Scan the data. Collect each line that contains the word "color".

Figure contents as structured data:

##########

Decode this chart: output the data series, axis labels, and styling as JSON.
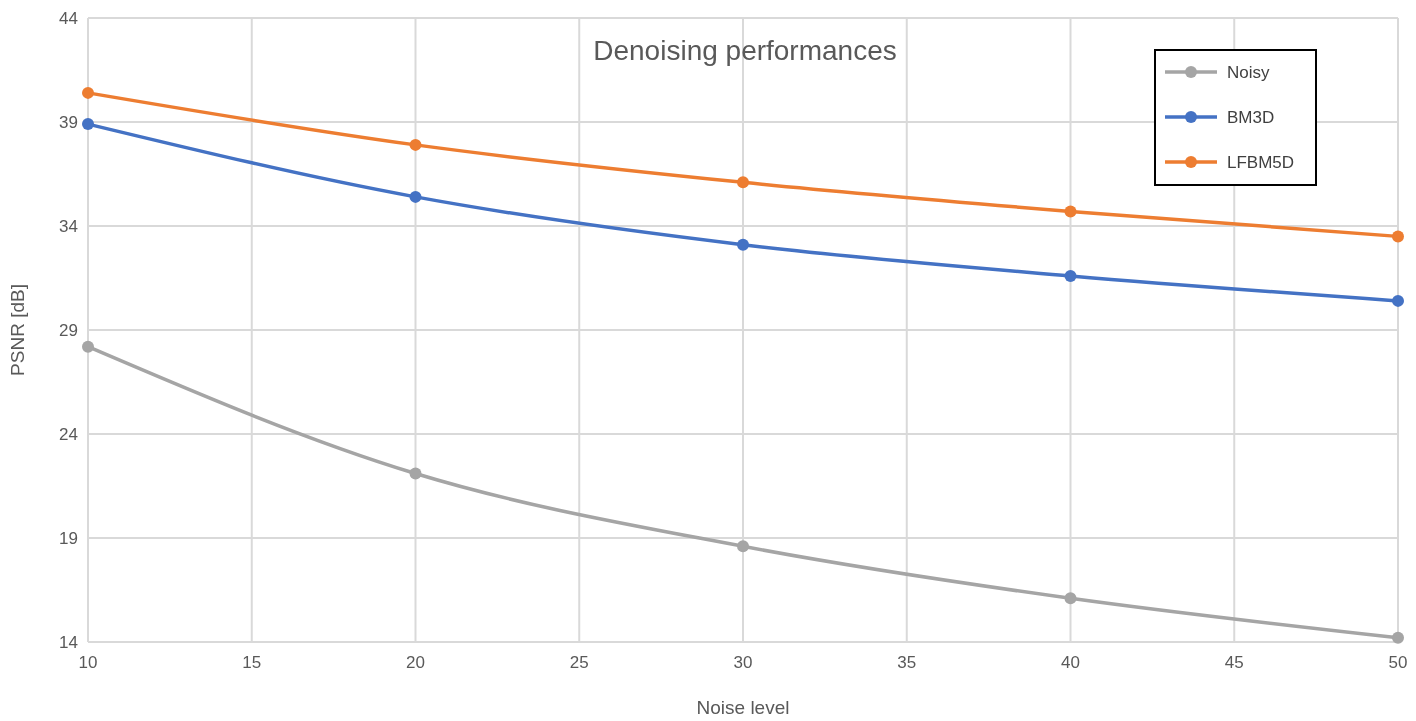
{
  "chart_data": {
    "type": "line",
    "title": "Denoising performances",
    "xlabel": "Noise level",
    "ylabel": "PSNR [dB]",
    "x": [
      10,
      20,
      30,
      40,
      50
    ],
    "series": [
      {
        "name": "Noisy",
        "color": "#a5a5a5",
        "values": [
          28.2,
          22.1,
          18.6,
          16.1,
          14.2
        ]
      },
      {
        "name": "BM3D",
        "color": "#4472c4",
        "values": [
          38.9,
          35.4,
          33.1,
          31.6,
          30.4
        ]
      },
      {
        "name": "LFBM5D",
        "color": "#ed7d31",
        "values": [
          40.4,
          37.9,
          36.1,
          34.7,
          33.5
        ]
      }
    ],
    "xlim": [
      10,
      50
    ],
    "xticks": [
      10,
      15,
      20,
      25,
      30,
      35,
      40,
      45,
      50
    ],
    "ylim": [
      14,
      44
    ],
    "yticks": [
      14,
      19,
      24,
      29,
      34,
      39,
      44
    ],
    "grid": true,
    "legend": "top right",
    "marker": "circle",
    "line_style": "solid"
  }
}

##########

*Full solution*.
        "color": "#a5a5a5",
        "color": "#4472c4",
        "color": "#ed7d31",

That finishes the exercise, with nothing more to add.